| GIVEN INFORMATION |
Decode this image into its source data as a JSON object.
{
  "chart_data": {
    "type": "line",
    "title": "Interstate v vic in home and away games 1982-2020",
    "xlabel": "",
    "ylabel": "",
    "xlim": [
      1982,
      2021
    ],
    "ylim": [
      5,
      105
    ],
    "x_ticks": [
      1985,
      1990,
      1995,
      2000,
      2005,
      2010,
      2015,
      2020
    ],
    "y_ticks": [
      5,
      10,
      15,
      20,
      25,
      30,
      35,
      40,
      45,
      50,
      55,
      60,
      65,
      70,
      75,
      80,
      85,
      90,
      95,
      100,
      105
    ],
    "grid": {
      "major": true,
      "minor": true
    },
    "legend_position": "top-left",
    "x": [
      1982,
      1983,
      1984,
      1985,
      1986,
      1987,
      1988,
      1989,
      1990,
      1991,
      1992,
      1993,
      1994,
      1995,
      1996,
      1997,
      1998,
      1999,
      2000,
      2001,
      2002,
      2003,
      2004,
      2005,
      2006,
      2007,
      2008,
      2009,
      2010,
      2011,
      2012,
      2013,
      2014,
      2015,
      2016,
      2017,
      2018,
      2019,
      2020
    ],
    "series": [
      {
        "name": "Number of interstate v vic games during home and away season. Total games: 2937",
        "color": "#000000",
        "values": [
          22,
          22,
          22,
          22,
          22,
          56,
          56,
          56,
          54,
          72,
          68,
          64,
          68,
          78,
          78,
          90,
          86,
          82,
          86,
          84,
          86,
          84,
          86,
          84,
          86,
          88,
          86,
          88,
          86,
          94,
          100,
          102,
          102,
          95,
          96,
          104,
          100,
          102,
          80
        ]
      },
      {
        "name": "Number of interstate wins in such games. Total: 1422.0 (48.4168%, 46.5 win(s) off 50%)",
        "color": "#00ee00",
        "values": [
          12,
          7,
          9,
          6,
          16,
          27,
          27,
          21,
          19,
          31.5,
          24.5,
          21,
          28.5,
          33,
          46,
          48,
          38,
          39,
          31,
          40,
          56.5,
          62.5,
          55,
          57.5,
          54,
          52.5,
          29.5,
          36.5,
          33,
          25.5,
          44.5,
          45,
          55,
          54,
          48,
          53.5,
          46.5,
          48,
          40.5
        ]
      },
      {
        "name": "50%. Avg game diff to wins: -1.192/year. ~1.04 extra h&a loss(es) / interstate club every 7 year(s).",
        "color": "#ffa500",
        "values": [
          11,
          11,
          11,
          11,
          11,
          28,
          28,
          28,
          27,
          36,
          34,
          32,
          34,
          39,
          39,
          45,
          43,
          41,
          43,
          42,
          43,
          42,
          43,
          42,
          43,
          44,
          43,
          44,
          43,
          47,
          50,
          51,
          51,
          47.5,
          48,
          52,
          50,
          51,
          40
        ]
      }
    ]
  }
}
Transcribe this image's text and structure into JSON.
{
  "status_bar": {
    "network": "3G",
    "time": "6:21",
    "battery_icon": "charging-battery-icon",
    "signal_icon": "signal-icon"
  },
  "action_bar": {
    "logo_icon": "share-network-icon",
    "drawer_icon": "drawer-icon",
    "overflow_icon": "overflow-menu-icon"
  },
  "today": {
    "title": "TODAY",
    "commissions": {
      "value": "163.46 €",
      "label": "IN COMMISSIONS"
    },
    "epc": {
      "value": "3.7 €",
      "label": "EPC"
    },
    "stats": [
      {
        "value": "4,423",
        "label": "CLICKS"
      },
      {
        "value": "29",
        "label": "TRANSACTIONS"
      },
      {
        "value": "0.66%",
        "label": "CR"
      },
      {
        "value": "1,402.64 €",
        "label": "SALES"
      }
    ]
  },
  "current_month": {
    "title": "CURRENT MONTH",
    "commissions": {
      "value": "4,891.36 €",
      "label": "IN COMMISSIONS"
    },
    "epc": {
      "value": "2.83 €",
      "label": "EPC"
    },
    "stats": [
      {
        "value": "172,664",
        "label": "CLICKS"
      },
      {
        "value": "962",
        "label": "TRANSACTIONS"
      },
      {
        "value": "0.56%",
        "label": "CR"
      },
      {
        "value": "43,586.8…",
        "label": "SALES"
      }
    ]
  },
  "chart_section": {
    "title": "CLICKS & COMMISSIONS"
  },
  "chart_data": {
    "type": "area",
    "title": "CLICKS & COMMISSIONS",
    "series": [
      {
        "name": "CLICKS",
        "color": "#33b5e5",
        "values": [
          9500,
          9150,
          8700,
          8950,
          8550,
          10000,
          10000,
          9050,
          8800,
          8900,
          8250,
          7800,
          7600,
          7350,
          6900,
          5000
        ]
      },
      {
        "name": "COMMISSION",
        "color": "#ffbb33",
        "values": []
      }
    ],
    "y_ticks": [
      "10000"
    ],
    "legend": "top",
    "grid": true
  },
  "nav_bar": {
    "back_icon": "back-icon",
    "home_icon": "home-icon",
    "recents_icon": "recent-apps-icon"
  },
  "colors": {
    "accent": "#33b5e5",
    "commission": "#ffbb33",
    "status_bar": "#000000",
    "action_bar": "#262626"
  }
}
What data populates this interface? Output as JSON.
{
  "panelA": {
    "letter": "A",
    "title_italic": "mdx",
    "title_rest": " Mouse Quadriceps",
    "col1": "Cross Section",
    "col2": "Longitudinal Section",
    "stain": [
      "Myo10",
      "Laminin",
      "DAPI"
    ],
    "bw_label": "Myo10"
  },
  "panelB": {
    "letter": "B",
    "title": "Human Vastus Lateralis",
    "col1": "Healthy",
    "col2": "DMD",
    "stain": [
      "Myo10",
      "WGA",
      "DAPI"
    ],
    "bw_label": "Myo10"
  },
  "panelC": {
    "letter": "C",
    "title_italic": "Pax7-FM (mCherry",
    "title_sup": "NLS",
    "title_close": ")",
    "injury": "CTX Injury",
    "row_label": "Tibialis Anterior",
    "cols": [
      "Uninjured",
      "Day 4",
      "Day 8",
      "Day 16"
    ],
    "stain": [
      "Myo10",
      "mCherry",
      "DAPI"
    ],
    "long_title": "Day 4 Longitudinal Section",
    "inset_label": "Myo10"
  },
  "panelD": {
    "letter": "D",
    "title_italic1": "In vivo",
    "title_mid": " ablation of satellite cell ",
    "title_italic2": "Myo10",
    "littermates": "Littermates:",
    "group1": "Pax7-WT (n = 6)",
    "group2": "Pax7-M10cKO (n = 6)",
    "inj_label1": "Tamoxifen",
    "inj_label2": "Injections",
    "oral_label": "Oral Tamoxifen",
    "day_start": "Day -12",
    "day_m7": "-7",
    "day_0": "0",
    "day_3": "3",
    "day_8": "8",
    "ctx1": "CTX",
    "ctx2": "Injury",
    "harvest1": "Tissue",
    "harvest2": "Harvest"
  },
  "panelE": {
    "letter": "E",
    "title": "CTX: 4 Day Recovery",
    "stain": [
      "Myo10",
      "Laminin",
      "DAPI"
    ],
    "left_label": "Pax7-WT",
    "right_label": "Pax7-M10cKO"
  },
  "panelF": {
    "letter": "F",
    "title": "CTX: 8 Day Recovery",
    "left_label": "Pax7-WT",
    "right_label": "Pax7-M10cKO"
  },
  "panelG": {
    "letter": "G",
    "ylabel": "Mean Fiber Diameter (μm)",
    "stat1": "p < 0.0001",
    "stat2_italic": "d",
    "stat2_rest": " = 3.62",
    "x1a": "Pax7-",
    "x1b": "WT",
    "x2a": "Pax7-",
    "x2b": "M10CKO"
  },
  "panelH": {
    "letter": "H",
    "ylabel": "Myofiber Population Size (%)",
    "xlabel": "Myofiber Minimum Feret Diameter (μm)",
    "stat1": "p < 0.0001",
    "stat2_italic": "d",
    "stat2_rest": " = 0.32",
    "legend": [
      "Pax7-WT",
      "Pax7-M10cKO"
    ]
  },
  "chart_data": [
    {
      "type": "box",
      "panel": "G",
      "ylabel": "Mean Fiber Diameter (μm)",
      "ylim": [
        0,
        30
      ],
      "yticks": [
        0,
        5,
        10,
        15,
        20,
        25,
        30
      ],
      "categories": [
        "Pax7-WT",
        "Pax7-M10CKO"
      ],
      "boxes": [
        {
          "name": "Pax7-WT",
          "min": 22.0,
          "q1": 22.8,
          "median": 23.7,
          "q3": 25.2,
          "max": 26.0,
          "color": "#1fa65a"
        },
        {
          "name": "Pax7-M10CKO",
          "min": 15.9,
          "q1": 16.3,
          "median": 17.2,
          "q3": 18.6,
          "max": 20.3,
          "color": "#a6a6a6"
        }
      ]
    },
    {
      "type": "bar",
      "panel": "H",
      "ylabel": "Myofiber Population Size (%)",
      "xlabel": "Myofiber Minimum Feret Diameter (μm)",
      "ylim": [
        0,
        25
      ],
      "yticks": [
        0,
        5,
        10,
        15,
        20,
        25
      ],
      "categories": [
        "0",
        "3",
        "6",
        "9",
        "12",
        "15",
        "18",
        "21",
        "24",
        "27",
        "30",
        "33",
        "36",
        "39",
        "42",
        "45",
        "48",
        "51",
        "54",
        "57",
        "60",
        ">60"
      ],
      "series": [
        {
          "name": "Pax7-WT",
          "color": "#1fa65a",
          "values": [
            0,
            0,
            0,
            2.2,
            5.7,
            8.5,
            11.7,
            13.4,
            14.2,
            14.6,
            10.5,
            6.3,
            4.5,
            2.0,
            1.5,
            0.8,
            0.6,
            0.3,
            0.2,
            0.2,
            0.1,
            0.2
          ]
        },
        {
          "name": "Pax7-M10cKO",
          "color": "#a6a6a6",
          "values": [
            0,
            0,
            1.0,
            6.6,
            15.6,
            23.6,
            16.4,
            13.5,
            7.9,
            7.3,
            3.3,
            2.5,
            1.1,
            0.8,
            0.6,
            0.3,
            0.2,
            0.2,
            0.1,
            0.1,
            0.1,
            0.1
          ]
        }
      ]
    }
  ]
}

| INSTRUCTIONS TO FOLLOW |
Write down only the number of lines that contain the string "Myofiber" in the listing.

| TASK SOLUTION |
4